Entries taken from a collection
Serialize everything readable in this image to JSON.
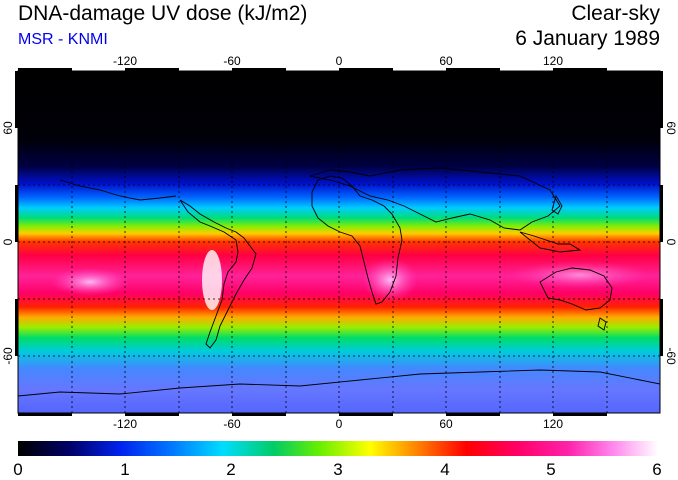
{
  "header": {
    "title": "DNA-damage UV dose (kJ/m2)",
    "source": "MSR - KNMI",
    "sky": "Clear-sky",
    "date": "6 January 1989"
  },
  "map": {
    "longitude_ticks": [
      "-120",
      "-60",
      "0",
      "60",
      "120"
    ],
    "latitude_ticks_left": [
      "60",
      "0",
      "-60"
    ],
    "latitude_ticks_right": [
      "60",
      "0",
      "-60"
    ],
    "longitude_values": [
      -120,
      -60,
      0,
      60,
      120
    ],
    "latitude_values": [
      60,
      0,
      -60
    ],
    "lon_range": [
      -180,
      180
    ],
    "lat_range": [
      -90,
      90
    ],
    "grid_spacing_deg": 30
  },
  "colorbar": {
    "labels": [
      "0",
      "1",
      "2",
      "3",
      "4",
      "5",
      "6"
    ],
    "range": [
      0,
      6
    ],
    "colors": [
      "#000000",
      "#000088",
      "#0033ff",
      "#00ddff",
      "#00cc44",
      "#88ff00",
      "#ffff00",
      "#ff6600",
      "#ff0022",
      "#ff0099",
      "#ff66dd",
      "#ffffff"
    ]
  }
}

Description of the task: Restate each entry word for word, leaving out any pictures.

Answer to this exercise:
Serialize everything readable in this image to JSON.
{
  "header": {
    "title": "DNA-damage UV dose (kJ/m2)",
    "source": "MSR - KNMI",
    "sky": "Clear-sky",
    "date": "6 January 1989"
  },
  "map": {
    "longitude_ticks": [
      "-120",
      "-60",
      "0",
      "60",
      "120"
    ],
    "latitude_ticks_left": [
      "60",
      "0",
      "-60"
    ],
    "latitude_ticks_right": [
      "60",
      "0",
      "-60"
    ],
    "longitude_values": [
      -120,
      -60,
      0,
      60,
      120
    ],
    "latitude_values": [
      60,
      0,
      -60
    ],
    "lon_range": [
      -180,
      180
    ],
    "lat_range": [
      -90,
      90
    ],
    "grid_spacing_deg": 30
  },
  "colorbar": {
    "labels": [
      "0",
      "1",
      "2",
      "3",
      "4",
      "5",
      "6"
    ],
    "range": [
      0,
      6
    ],
    "colors": [
      "#000000",
      "#000088",
      "#0033ff",
      "#00ddff",
      "#00cc44",
      "#88ff00",
      "#ffff00",
      "#ff6600",
      "#ff0022",
      "#ff0099",
      "#ff66dd",
      "#ffffff"
    ]
  }
}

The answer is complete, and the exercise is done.